>> BEGIN ENTRIES SHOWN
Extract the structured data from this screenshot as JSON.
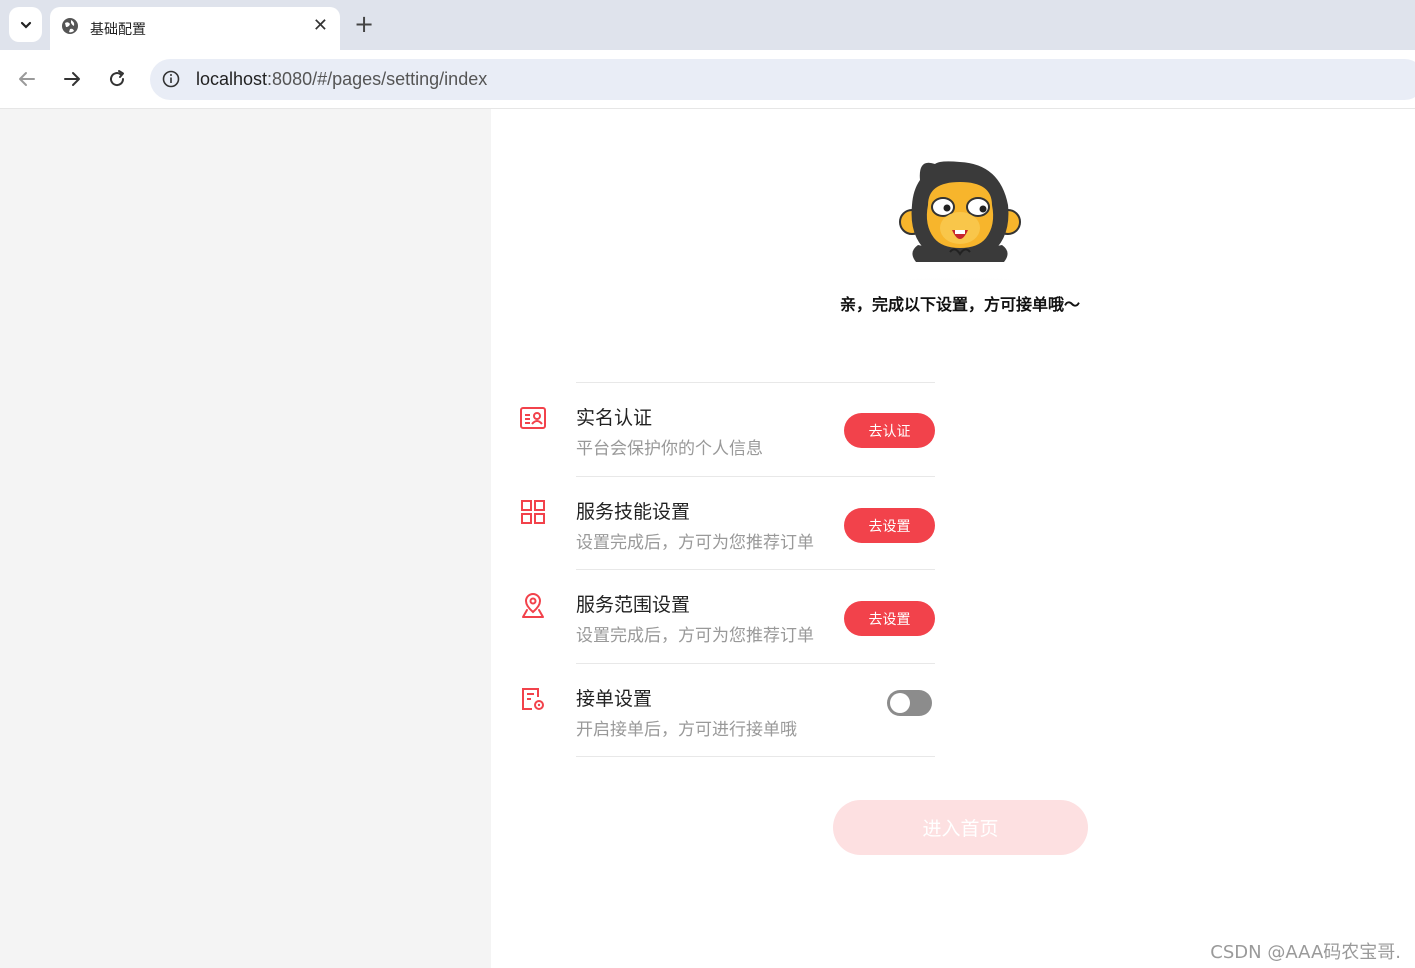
{
  "browser": {
    "tab_title": "基础配置",
    "url_host": "localhost",
    "url_rest": ":8080/#/pages/setting/index"
  },
  "page": {
    "greeting": "亲，完成以下设置，方可接单哦～",
    "settings": [
      {
        "title": "实名认证",
        "subtitle": "平台会保护你的个人信息",
        "action": "去认证",
        "icon": "id-card-icon"
      },
      {
        "title": "服务技能设置",
        "subtitle": "设置完成后，方可为您推荐订单",
        "action": "去设置",
        "icon": "grid-icon"
      },
      {
        "title": "服务范围设置",
        "subtitle": "设置完成后，方可为您推荐订单",
        "action": "去设置",
        "icon": "location-pin-icon"
      },
      {
        "title": "接单设置",
        "subtitle": "开启接单后，方可进行接单哦",
        "toggle_on": false,
        "icon": "document-gear-icon"
      }
    ],
    "enter_button": "进入首页",
    "watermark": "CSDN @AAA码农宝哥.",
    "accent_color": "#f2424b"
  }
}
>> END ENTRIES SHOWN
SHORT TASK =>
Leave the images out, please, and restate each line word for word.

RIGHT ANSWER =>
Extract the structured data from this screenshot as JSON.
{
  "browser": {
    "tab_title": "基础配置",
    "url_host": "localhost",
    "url_rest": ":8080/#/pages/setting/index"
  },
  "page": {
    "greeting": "亲，完成以下设置，方可接单哦～",
    "settings": [
      {
        "title": "实名认证",
        "subtitle": "平台会保护你的个人信息",
        "action": "去认证",
        "icon": "id-card-icon"
      },
      {
        "title": "服务技能设置",
        "subtitle": "设置完成后，方可为您推荐订单",
        "action": "去设置",
        "icon": "grid-icon"
      },
      {
        "title": "服务范围设置",
        "subtitle": "设置完成后，方可为您推荐订单",
        "action": "去设置",
        "icon": "location-pin-icon"
      },
      {
        "title": "接单设置",
        "subtitle": "开启接单后，方可进行接单哦",
        "toggle_on": false,
        "icon": "document-gear-icon"
      }
    ],
    "enter_button": "进入首页",
    "watermark": "CSDN @AAA码农宝哥.",
    "accent_color": "#f2424b"
  }
}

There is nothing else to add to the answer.